## Set exercise
Read the entries below and pull out each line with the string "Ordo".
++++
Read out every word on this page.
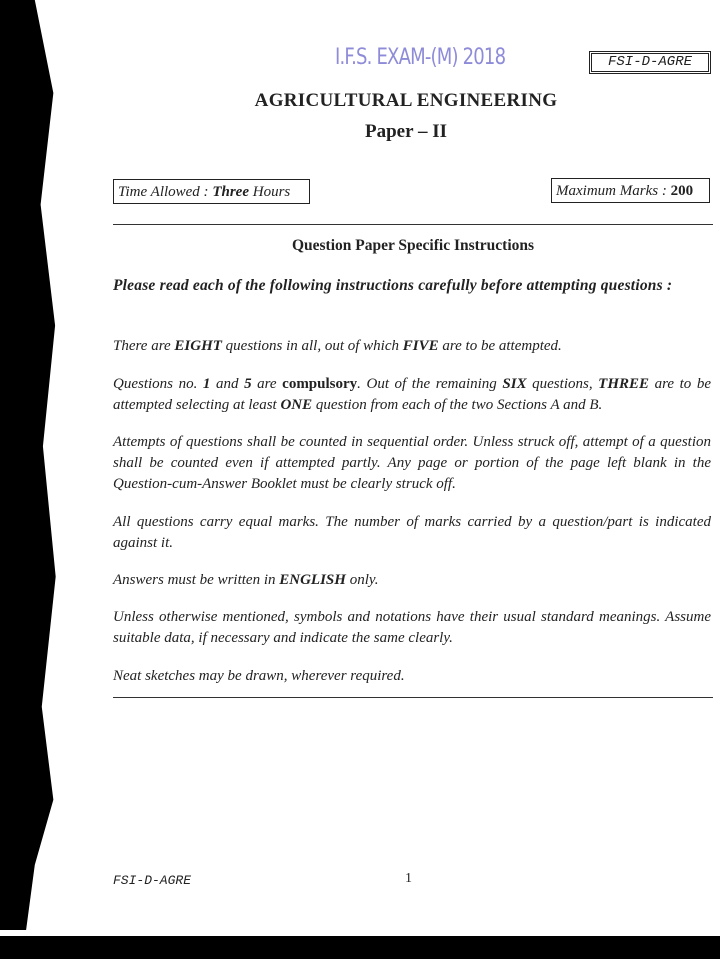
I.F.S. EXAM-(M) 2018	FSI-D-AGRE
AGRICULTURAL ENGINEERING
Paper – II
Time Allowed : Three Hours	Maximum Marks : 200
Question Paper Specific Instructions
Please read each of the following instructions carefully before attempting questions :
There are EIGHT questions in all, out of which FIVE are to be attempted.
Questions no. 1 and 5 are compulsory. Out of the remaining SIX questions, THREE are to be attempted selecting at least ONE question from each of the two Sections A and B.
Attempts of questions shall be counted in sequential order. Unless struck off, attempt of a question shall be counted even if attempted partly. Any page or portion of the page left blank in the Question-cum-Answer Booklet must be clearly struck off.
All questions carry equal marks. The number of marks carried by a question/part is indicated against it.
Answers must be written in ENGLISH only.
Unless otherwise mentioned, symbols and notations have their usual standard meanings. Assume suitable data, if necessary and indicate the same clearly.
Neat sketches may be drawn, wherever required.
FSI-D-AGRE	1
++++
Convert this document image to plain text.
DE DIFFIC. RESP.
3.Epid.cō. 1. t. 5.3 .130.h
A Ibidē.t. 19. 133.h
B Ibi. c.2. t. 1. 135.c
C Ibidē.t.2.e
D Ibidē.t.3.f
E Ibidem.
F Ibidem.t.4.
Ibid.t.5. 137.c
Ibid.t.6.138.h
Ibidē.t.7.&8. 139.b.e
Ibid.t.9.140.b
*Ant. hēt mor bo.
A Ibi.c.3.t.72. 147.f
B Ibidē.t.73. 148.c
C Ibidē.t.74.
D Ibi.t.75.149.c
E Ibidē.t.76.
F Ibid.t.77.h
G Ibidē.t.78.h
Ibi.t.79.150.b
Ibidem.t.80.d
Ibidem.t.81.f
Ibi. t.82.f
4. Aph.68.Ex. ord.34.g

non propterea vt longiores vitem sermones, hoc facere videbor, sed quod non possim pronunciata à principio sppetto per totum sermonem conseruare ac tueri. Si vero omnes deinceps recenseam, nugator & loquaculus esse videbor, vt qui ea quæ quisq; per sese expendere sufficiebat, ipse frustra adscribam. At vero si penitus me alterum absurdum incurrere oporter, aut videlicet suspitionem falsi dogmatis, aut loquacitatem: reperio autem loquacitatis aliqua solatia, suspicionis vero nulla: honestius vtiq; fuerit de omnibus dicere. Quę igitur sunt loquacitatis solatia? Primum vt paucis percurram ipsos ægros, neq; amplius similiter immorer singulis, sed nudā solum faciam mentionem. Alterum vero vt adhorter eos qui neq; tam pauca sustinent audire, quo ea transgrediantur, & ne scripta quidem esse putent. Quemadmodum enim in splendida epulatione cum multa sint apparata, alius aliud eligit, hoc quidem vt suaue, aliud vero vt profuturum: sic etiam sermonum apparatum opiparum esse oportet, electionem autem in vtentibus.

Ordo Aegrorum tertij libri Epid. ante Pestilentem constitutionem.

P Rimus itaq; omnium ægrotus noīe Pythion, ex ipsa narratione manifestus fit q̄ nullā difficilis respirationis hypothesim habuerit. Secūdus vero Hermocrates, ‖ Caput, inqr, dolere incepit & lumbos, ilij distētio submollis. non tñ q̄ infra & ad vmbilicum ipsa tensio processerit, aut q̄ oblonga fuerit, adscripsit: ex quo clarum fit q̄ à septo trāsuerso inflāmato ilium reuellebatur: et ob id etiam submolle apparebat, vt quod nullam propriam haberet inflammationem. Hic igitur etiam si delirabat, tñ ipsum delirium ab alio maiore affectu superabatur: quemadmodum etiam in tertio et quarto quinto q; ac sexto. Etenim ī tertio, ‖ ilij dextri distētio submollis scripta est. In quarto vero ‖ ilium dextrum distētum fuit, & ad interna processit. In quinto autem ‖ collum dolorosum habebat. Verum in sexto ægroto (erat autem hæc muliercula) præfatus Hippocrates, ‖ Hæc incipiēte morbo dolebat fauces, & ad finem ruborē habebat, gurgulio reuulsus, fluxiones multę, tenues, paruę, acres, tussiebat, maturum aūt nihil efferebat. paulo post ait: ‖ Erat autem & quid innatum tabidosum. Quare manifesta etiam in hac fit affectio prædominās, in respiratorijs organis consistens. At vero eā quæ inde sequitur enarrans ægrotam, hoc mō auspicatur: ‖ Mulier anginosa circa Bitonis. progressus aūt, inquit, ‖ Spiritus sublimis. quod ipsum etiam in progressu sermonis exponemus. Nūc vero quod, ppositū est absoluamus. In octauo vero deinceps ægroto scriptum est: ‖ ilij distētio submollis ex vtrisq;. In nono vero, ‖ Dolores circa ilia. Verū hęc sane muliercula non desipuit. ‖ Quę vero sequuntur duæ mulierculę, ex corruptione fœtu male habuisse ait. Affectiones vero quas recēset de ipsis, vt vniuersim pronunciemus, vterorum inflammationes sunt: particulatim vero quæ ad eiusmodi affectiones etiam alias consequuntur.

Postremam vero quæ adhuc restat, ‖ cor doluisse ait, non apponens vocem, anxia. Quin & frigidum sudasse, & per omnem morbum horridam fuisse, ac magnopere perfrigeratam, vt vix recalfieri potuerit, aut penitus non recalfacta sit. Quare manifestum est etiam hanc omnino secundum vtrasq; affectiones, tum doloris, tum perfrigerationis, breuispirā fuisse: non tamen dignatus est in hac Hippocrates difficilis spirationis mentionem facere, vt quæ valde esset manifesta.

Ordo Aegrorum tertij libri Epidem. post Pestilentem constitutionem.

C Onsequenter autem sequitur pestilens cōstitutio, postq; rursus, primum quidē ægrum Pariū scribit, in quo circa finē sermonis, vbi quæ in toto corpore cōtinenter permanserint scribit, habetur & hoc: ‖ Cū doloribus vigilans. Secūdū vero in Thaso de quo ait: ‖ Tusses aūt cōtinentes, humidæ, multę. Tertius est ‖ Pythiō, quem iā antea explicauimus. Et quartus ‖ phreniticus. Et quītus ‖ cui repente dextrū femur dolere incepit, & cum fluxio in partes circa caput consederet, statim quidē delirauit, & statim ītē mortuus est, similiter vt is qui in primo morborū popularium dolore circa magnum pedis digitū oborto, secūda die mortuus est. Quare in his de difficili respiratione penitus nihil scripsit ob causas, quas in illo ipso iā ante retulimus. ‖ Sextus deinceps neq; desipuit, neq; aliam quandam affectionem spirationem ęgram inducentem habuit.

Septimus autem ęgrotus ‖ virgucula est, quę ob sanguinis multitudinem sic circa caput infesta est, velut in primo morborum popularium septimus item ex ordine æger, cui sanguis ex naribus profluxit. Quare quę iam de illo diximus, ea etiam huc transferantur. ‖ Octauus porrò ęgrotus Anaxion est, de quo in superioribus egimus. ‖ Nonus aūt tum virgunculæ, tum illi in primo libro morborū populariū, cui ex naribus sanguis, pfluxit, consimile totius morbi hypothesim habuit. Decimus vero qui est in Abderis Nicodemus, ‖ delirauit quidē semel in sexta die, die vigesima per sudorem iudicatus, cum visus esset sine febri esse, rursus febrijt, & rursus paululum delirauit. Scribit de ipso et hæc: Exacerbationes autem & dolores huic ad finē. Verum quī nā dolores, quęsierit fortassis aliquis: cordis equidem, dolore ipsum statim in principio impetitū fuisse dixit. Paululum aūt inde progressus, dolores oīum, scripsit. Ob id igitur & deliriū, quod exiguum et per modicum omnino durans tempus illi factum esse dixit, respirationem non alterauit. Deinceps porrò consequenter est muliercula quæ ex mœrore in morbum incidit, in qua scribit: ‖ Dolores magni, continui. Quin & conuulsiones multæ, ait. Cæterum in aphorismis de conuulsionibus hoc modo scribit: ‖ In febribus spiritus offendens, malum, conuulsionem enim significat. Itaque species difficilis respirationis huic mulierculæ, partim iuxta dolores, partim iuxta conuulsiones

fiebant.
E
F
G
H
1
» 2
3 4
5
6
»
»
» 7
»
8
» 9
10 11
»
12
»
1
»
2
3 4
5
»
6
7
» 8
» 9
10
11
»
++++
## Full response
Ordo Aegrorum tertij libri Epid. ante Pestilentem constitutionem.
Ordo Aegrorum tertij libri Epidem. post Pestilentem constitutionem.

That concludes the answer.